■ WHAT IS EXPECTED ■
In the data below, find each line carrying the string "molecular" and copy it out.

--- --- ---

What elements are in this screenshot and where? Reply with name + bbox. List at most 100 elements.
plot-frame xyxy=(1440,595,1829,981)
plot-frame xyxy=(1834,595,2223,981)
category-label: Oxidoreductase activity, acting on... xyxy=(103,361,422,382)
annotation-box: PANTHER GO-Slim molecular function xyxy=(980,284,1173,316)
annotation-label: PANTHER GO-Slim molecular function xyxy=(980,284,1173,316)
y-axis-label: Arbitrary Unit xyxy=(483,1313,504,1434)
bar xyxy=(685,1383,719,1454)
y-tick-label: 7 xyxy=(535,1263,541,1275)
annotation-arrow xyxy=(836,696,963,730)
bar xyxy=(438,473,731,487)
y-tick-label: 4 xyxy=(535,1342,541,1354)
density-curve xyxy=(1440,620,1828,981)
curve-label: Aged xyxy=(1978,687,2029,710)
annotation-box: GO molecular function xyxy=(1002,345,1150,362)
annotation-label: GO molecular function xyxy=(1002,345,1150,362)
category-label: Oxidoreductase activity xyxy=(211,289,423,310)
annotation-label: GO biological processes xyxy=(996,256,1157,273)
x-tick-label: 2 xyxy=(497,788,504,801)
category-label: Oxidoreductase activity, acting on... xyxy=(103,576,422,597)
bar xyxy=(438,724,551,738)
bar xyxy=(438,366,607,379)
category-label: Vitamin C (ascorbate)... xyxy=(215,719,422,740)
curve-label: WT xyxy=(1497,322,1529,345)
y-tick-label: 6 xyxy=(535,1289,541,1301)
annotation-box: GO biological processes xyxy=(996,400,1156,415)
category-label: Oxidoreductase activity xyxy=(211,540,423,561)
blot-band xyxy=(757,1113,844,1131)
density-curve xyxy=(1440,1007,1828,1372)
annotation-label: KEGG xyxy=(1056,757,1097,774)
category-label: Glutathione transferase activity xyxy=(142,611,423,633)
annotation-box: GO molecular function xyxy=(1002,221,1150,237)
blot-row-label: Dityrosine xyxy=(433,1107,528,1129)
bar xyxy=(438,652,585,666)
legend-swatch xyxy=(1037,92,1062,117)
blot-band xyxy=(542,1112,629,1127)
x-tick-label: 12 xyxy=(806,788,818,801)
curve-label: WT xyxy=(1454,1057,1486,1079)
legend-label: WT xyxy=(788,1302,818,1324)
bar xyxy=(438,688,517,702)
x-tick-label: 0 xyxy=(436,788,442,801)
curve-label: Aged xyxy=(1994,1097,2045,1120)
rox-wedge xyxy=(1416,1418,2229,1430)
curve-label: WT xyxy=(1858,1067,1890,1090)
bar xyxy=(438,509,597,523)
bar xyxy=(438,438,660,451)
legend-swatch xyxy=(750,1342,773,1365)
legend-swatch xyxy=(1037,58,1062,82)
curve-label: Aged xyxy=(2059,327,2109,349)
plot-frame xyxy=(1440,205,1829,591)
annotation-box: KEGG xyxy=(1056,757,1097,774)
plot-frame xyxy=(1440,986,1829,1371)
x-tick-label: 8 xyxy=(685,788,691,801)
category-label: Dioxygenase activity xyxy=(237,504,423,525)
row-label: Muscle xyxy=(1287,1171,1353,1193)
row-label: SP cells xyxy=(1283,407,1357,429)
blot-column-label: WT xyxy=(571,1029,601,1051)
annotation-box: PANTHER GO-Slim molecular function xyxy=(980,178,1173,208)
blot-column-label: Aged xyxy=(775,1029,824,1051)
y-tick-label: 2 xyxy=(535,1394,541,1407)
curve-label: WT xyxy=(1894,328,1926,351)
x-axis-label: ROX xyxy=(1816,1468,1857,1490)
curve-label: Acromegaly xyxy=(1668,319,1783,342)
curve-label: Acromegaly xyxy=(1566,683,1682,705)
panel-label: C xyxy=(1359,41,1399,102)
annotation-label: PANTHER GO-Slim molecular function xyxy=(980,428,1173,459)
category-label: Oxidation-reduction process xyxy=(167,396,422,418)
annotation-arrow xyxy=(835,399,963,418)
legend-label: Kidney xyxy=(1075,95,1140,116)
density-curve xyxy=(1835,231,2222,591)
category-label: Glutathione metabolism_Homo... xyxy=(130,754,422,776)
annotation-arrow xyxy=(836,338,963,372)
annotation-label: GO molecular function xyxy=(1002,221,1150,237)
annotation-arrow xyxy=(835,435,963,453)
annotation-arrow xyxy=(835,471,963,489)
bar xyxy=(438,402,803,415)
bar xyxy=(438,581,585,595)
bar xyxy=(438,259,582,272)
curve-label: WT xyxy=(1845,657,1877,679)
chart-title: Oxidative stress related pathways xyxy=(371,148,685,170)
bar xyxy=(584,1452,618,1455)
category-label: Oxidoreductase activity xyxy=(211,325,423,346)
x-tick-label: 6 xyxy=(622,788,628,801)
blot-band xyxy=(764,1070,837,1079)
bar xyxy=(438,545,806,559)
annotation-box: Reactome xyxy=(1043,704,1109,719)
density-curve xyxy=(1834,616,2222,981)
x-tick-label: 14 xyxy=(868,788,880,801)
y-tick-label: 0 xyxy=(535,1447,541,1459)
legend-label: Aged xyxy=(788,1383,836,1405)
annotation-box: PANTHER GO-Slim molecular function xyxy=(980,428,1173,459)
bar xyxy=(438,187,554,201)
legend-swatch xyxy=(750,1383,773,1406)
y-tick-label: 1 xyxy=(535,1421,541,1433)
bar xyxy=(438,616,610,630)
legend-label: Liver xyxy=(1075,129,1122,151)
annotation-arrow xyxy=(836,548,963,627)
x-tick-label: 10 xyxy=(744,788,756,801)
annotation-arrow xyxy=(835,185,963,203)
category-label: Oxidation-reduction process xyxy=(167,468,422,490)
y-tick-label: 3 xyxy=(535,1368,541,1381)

--- --- ---

■ EXERCISE SOLUTION ■
annotation-box: PANTHER GO-Slim molecular function xyxy=(980,284,1173,316)
annotation-label: PANTHER GO-Slim molecular function xyxy=(980,284,1173,316)
annotation-box: GO molecular function xyxy=(1002,345,1150,362)
annotation-label: GO molecular function xyxy=(1002,345,1150,362)
annotation-box: GO molecular function xyxy=(1002,221,1150,237)
annotation-box: PANTHER GO-Slim molecular function xyxy=(980,178,1173,208)
annotation-label: PANTHER GO-Slim molecular function xyxy=(980,428,1173,459)
annotation-label: GO molecular function xyxy=(1002,221,1150,237)
annotation-box: PANTHER GO-Slim molecular function xyxy=(980,428,1173,459)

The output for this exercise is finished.